* Begin *

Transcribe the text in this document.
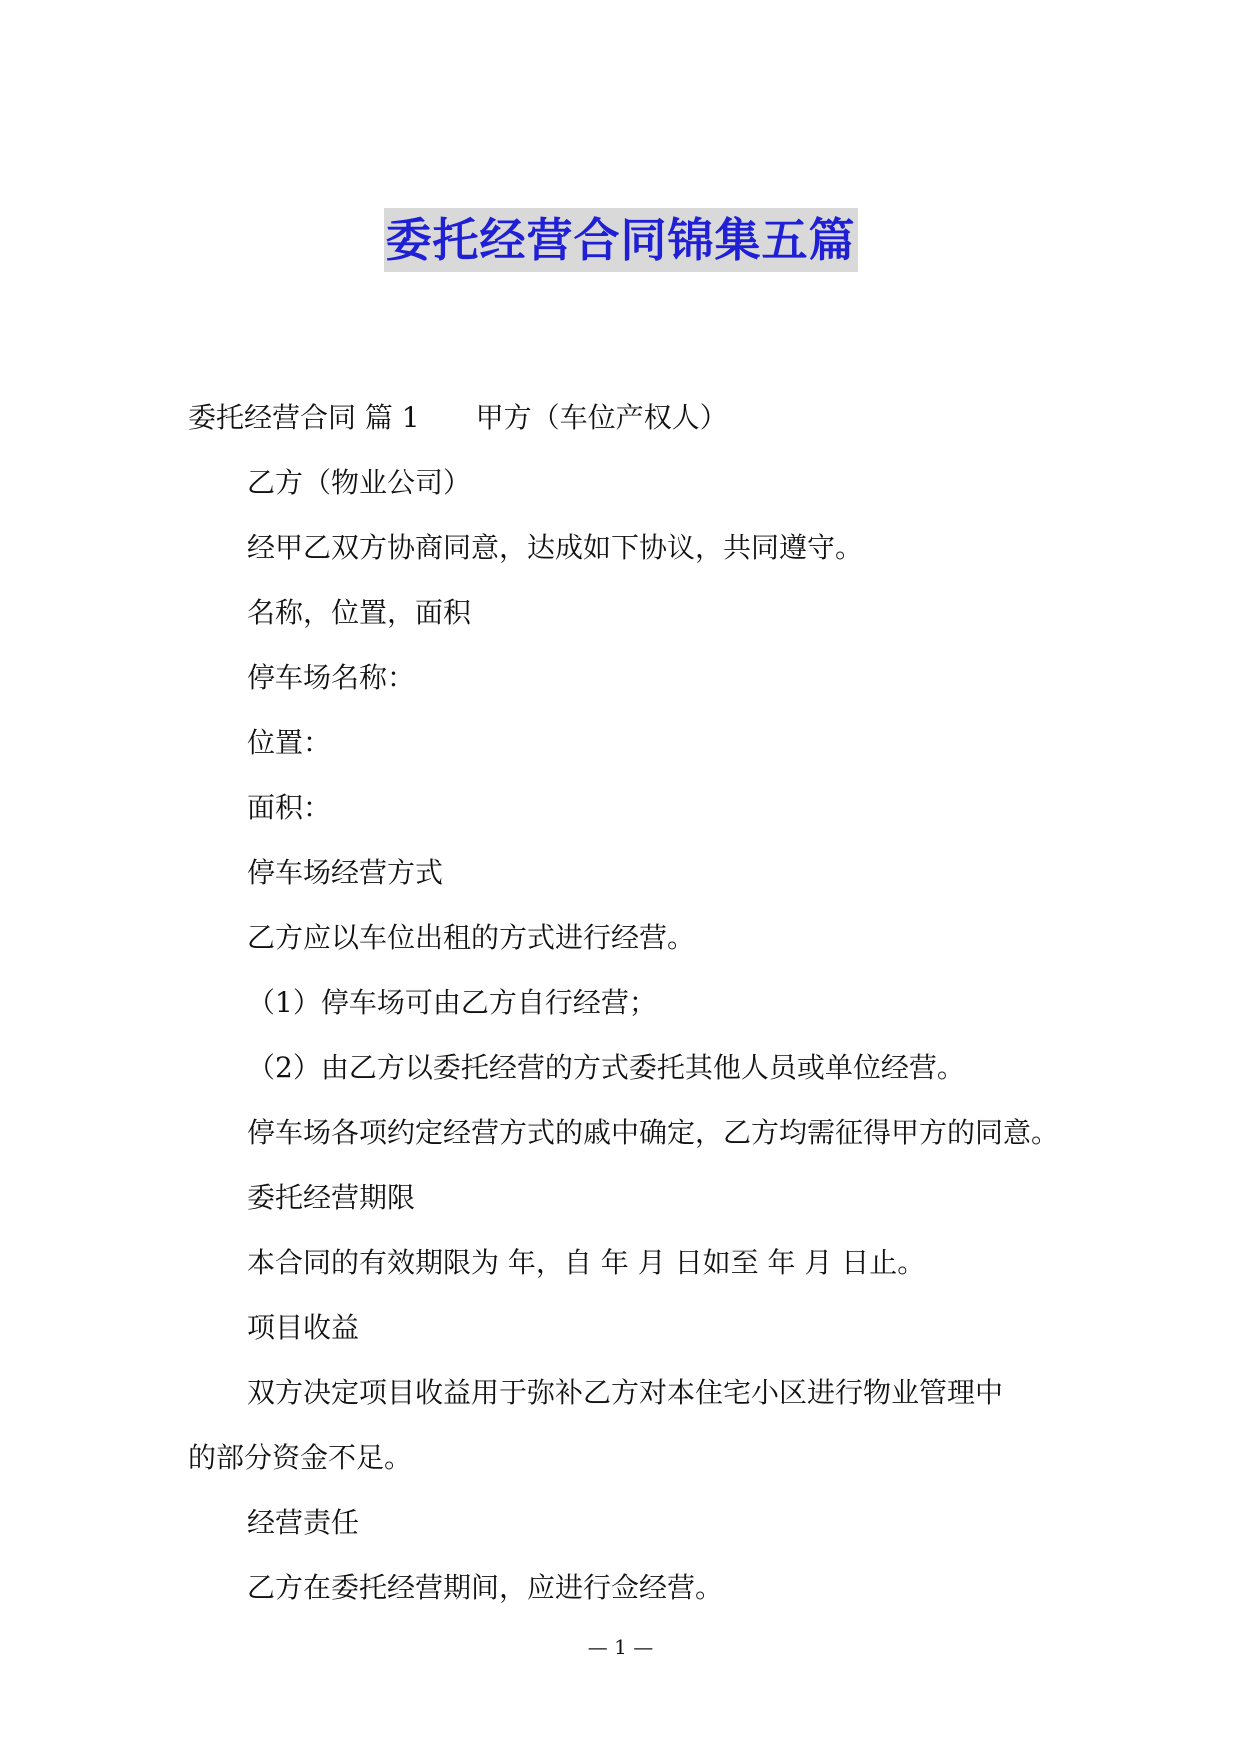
委托经营合同锦集五篇
委托经营合同 篇 1 甲方（车位产权人）
乙方（物业公司）
经甲乙双方协商同意，达成如下协议，共同遵守。
名称，位置，面积
停车场名称：
位置：
面积：
停车场经营方式
乙方应以车位出租的方式进行经营。
（1）停车场可由乙方自行经营；
（2）由乙方以委托经营的方式委托其他人员或单位经营。
停车场各项约定经营方式的戚中确定，乙方均需征得甲方的同意。
委托经营期限
本合同的有效期限为 年，自 年 月 日如至 年 月 日止。
项目收益
双方决定项目收益用于弥补乙方对本住宅小区进行物业管理中
的部分资金不足。
经营责任
乙方在委托经营期间，应进行佥经营。
— 1 —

* End *

Work instructions: All the records above need to be given again word for word. Skip the pictures.

Exercise output:
Transcribe the text in this document.
委托经营合同锦集五篇
委托经营合同 篇 1 甲方（车位产权人）
乙方（物业公司）
经甲乙双方协商同意，达成如下协议，共同遵守。
名称，位置，面积
停车场名称：
位置：
面积：
停车场经营方式
乙方应以车位出租的方式进行经营。
（1）停车场可由乙方自行经营；
（2）由乙方以委托经营的方式委托其他人员或单位经营。
停车场各项约定经营方式的戚中确定，乙方均需征得甲方的同意。
委托经营期限
本合同的有效期限为 年，自 年 月 日如至 年 月 日止。
项目收益
双方决定项目收益用于弥补乙方对本住宅小区进行物业管理中
的部分资金不足。
经营责任
乙方在委托经营期间，应进行佥经营。
— 1 —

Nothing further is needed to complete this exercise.